● **Task statement**: Answer with one number only: the number of lines that include the word "cameras".

● **Supplied records**:
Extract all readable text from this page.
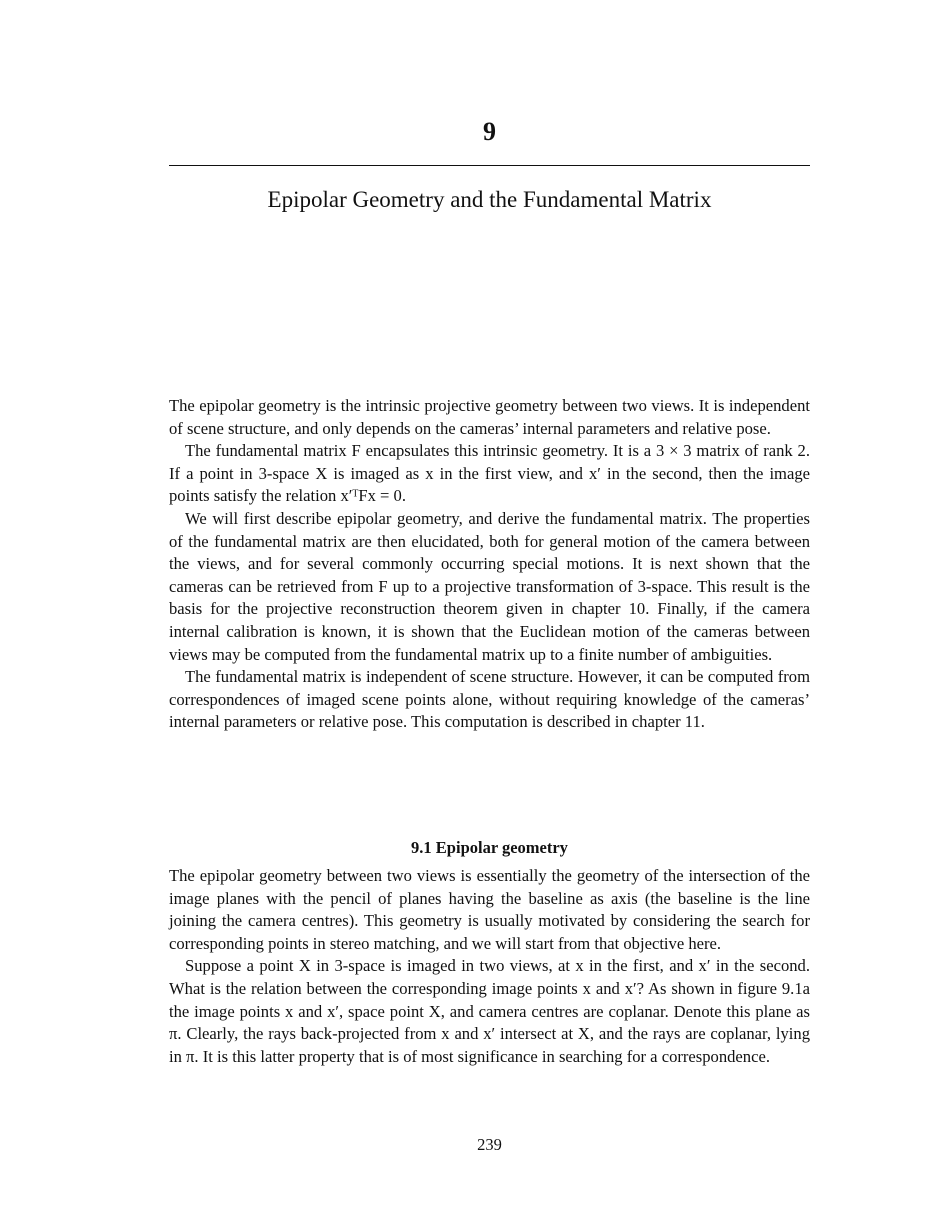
9
Epipolar Geometry and the Fundamental Matrix

The epipolar geometry is the intrinsic projective geometry between two views. It is independent of scene structure, and only depends on the cameras’ internal parameters and relative pose.

The fundamental matrix F encapsulates this intrinsic geometry. It is a 3 × 3 matrix of rank 2. If a point in 3-space X is imaged as x in the first view, and x′ in the second, then the image points satisfy the relation x′ᵀFx = 0.

We will first describe epipolar geometry, and derive the fundamental matrix. The properties of the fundamental matrix are then elucidated, both for general motion of the camera between the views, and for several commonly occurring special motions. It is next shown that the cameras can be retrieved from F up to a projective transformation of 3-space. This result is the basis for the projective reconstruction theorem given in chapter 10. Finally, if the camera internal calibration is known, it is shown that the Euclidean motion of the cameras between views may be computed from the fundamental matrix up to a finite number of ambiguities.

The fundamental matrix is independent of scene structure. However, it can be computed from correspondences of imaged scene points alone, without requiring knowledge of the cameras’ internal parameters or relative pose. This computation is described in chapter 11.

9.1 Epipolar geometry

The epipolar geometry between two views is essentially the geometry of the intersection of the image planes with the pencil of planes having the baseline as axis (the baseline is the line joining the camera centres). This geometry is usually motivated by considering the search for corresponding points in stereo matching, and we will start from that objective here.

Suppose a point X in 3-space is imaged in two views, at x in the first, and x′ in the second. What is the relation between the corresponding image points x and x′? As shown in figure 9.1a the image points x and x′, space point X, and camera centres are coplanar. Denote this plane as π. Clearly, the rays back-projected from x and x′ intersect at X, and the rays are coplanar, lying in π. It is this latter property that is of most significance in searching for a correspondence.

239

● **Result of this exercise**: 3